Task instructions:
• 1. According to the blog post on charting affiliate income from Outlook emails with Power Query, what is the minimum Power Query update needed to use Exchange as a data source?
• 2. Retype the part of the blog post on charting affiliate income from Outlook emails, starting at "And here’s how…" and ending at "the emails myself!".
• 3. Write what comes next in the blog post on charting affiliate income from Outlook emails with Power Query, continuing after its final sentence.

Document section:
— Start —
Check this out… this chart is created, in Excel, showing the affiliate income that I’ve earned from selling Charley Kyd’s dashboard kits from Exceluser.com.

image

Yeah, okay, it’s not a huge amount of money, but that’s not the point.

… From This…

The point is this:  Charley sends an automated email each time there is a sale, of which the contents are always in the same structure:

image

And here’s how…

Step 1: Create a folder and a rule in Outlook

The first thing I did was set up a rule in Outlook to funnel all emails like the one above into the “Affiliates’'\Exceluser.com” folder.  While it’s not entirely necessary – I could target the inbox itself – this makes the updates run a bit faster as they don’t have to examine ALL of my email.  It’s also good housekeeping.  That folder will now be the ENTIRE source for the chart above.  Even better, I didn’t even have to read the emails myself!

Step 2: Open Excel and create a new Power Query

To do this, you must be running the December 2013 update at a minimum.  (Earlier versions don’t support Exchange as a data source.)  To set it up:

POWER QUERY –> From Other Sources –> From Microsoft Exchange

If you haven’t used an Exchange connection, you’ll be prompted for your credentials, which it will then save for you.  Unfortunately only one Exchange account is supported at a time right now, so if you need to change it go to POWER QUERY –> Data Source Settings to modify your credentials.

Now, for me it pulled up a Navigator task pane on the right with a list of Mail, Calendar, People, Tasks and Meeting Requests.  I personally wish it would take you into Power Query, as this is just one more step to slow me down.  I have to select Mail, then click Edit Query (at the bottom) to go and start building my query.  Once I do so, then I see this:

image

Wow… that’s a lot of columns, but not really where I want to be.  Let’s filter this list down a bit…

I clicked the dropdown arrow beside “Folder Path”, and then clicked the “Load More” button, since there is little in the list:

SNAGHTML38a48c

Perfect, now I uncheck Select All, check \Affiliates\Exceluser.com\ and I’m set… my list will filter to only those emails from Exceluser.com.
— End —
[Part of a data file]
— Start —
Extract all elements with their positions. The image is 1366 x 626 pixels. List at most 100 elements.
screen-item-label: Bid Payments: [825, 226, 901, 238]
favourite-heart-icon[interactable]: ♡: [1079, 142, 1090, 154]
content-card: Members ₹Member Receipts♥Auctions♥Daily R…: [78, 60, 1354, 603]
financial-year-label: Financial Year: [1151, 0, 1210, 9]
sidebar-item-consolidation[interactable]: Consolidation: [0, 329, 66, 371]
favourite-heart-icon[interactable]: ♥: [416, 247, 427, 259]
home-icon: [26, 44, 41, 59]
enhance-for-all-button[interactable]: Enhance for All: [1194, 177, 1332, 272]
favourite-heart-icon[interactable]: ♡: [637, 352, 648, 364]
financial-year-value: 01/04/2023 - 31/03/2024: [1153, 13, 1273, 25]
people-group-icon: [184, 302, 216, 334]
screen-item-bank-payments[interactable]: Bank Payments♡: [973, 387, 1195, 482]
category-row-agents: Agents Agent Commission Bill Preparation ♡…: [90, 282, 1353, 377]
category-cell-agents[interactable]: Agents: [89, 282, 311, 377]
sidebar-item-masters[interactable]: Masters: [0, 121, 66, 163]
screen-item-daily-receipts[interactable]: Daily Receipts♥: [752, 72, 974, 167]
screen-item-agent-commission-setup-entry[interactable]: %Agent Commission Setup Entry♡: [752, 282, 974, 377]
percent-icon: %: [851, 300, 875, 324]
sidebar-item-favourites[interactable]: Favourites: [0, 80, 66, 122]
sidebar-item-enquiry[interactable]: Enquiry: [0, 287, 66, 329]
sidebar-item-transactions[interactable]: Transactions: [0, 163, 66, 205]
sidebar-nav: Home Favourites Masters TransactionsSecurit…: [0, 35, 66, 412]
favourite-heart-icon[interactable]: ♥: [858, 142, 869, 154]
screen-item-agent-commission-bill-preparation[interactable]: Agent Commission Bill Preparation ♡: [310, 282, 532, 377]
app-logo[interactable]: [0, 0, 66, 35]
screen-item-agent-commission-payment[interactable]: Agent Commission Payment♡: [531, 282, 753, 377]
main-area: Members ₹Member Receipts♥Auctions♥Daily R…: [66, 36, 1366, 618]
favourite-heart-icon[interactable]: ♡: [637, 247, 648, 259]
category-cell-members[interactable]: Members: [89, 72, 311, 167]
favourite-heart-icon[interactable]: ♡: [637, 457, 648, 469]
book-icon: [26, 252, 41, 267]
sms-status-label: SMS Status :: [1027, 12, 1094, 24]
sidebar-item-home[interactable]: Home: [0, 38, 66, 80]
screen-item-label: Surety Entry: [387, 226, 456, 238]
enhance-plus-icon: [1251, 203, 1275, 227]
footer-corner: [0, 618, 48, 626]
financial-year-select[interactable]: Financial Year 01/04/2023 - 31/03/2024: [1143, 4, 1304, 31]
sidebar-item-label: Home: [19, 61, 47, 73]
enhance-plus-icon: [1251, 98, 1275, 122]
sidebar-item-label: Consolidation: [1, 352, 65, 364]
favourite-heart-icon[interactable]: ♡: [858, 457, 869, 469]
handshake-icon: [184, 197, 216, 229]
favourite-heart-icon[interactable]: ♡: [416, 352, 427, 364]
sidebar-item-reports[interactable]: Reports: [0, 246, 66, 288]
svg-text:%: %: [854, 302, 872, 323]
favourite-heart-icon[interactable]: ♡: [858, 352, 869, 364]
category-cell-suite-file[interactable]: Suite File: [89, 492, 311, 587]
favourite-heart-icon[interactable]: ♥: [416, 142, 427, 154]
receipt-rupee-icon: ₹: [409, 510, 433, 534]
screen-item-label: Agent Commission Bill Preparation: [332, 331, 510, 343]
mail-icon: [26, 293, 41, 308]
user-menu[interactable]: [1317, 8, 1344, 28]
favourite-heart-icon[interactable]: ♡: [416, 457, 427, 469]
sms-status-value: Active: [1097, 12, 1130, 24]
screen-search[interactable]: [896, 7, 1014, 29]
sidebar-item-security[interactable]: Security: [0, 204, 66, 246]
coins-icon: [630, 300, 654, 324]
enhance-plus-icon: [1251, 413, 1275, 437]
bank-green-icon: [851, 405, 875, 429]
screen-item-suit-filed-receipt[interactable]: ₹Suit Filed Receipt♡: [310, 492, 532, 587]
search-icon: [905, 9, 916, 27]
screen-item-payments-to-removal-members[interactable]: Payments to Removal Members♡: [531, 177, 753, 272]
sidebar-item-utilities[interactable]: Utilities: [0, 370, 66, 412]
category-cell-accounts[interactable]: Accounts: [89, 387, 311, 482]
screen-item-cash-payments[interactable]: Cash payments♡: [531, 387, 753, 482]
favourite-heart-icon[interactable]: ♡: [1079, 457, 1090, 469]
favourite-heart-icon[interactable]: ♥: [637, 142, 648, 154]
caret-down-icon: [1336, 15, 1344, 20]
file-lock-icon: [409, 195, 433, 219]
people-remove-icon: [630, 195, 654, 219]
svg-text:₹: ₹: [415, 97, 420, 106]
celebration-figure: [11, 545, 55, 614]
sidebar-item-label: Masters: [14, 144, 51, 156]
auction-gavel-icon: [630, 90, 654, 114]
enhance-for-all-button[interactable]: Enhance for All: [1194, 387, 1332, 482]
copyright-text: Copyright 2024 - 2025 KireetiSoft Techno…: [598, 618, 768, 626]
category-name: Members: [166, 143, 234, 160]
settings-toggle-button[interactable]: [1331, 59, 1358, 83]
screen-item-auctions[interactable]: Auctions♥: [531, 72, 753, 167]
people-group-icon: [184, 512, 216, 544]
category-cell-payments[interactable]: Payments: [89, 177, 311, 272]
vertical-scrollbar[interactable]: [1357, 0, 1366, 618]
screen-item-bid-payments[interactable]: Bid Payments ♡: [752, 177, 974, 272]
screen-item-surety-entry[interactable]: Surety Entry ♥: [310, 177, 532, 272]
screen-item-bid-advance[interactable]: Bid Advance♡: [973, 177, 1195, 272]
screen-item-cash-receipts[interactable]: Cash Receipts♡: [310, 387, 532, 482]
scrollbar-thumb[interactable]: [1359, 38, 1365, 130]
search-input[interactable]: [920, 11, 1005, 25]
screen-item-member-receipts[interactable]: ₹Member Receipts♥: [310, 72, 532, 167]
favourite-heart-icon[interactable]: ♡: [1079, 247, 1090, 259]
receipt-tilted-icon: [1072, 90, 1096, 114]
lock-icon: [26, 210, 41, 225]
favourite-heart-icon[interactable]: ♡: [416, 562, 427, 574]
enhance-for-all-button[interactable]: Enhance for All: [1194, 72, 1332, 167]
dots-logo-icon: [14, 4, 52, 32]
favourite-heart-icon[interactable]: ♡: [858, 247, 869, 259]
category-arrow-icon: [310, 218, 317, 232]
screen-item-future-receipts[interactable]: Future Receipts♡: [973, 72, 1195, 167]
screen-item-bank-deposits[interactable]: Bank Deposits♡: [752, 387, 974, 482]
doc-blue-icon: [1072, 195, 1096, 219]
— End —
Answers to each task:
• 1. The December 2013 update.

• 2.
And here’s how…

Step 1: Create a folder and a rule in Outlook

The first thing I did was set up a rule in Outlook to funnel all emails like the one above into the “Affiliates’'\Exceluser.com” folder.  While it’s not entirely necessary – I could target the inbox itself – this makes the updates run a bit faster as they don’t have to examine ALL of my email.  It’s also good housekeeping.  That folder will now be the ENTIRE source for the chart above.  Even better, I didn’t even have to read the emails myself!

• 3.
Step 3: Removing Irrelevant Columns

There’s a lot of them, so I’m going to get rid of them.  I select and remove each of the following:

"Subject", "Sender", "DisplayTo", "DisplayCc", "ToRecipients", "CcRecipients", "BccRecipients", "DateTimeReceived", "Importance", "Categories", "IsRead", "HasAttachments", "Attachments", "Preview", "Attributes", "Id"

That leaves me with 3 columns in all:  “Folder Path”,”DateTimeSent” and “Body”:

SNAGHTML3d45e9

Step 4: Expand the Email Body

Now here’s where cool starts to get visible… the Body field contains a bunch of entries called “Record”, which are shown in green.  That means they are clickable and, if you do click it, will show you the entire body of the selected email.  But even better is that I can expand those into the table itself.  That funny little double headed arrow next to “Body” does just that.  When I click it, I can see all the items in the record which, in this case includes both the text and html bodies of the email:

image

I’d rather play with plain text than HTML, so I cleared the HTMLBody flag and click OK, resulting in the following:

image

So the body has expanded, and if I click on a specific record it shows the entire body in the window at the bottom.  Very cool, and I can see that this email shows earnings of $12.91.  Even better, as I click through the other records, Charley’s emails are identical, with only the value changing.  This is VERY good.

Step 5: Strip out the Value

Now the above is good, but it contains a bunch of hard returns and stuff.  I want to get rid of those.  So I select the Body.TextBody.1 column then go to Transform—>Text Transforms—>Clean.  That removes all the hard returns, resulting in this:

SNAGHTML46cabd

Now I’m going to do a find and replace to remove all characters before the value.  Since it’s always the same, I got to Replace values and I can replace "Hi Ken Puls,This email is to notify you that you have made a sale.You have earned $" with nothing.

The column will now start with the value, but I need to remove everything after the value.  Easiest way for me was to:

  • Replace " in commission for this sale." (notice the leading space) with a pipe: "|"
  • Choose Split Column –> By Delimiter –> Custom –> |

I then made sure that the Body.TextBody.1.1 column was selected and choose to set the Data Type to Number.

Cool, I’ve got my values now!

Step 6: Final cleanup

Finally, I did a bit of cleanup…

  • I removed the Body.TextBody.1.2 column as well as the Folder Path columns, since I don’t need either any more
  • I renamed the Body.TextBody.1.1 column to Commission
  • I renamed the table (on the right) to Commissions

And here it is:

SNAGHTML512197

And finally I clicked OK to load the table to the worksheet.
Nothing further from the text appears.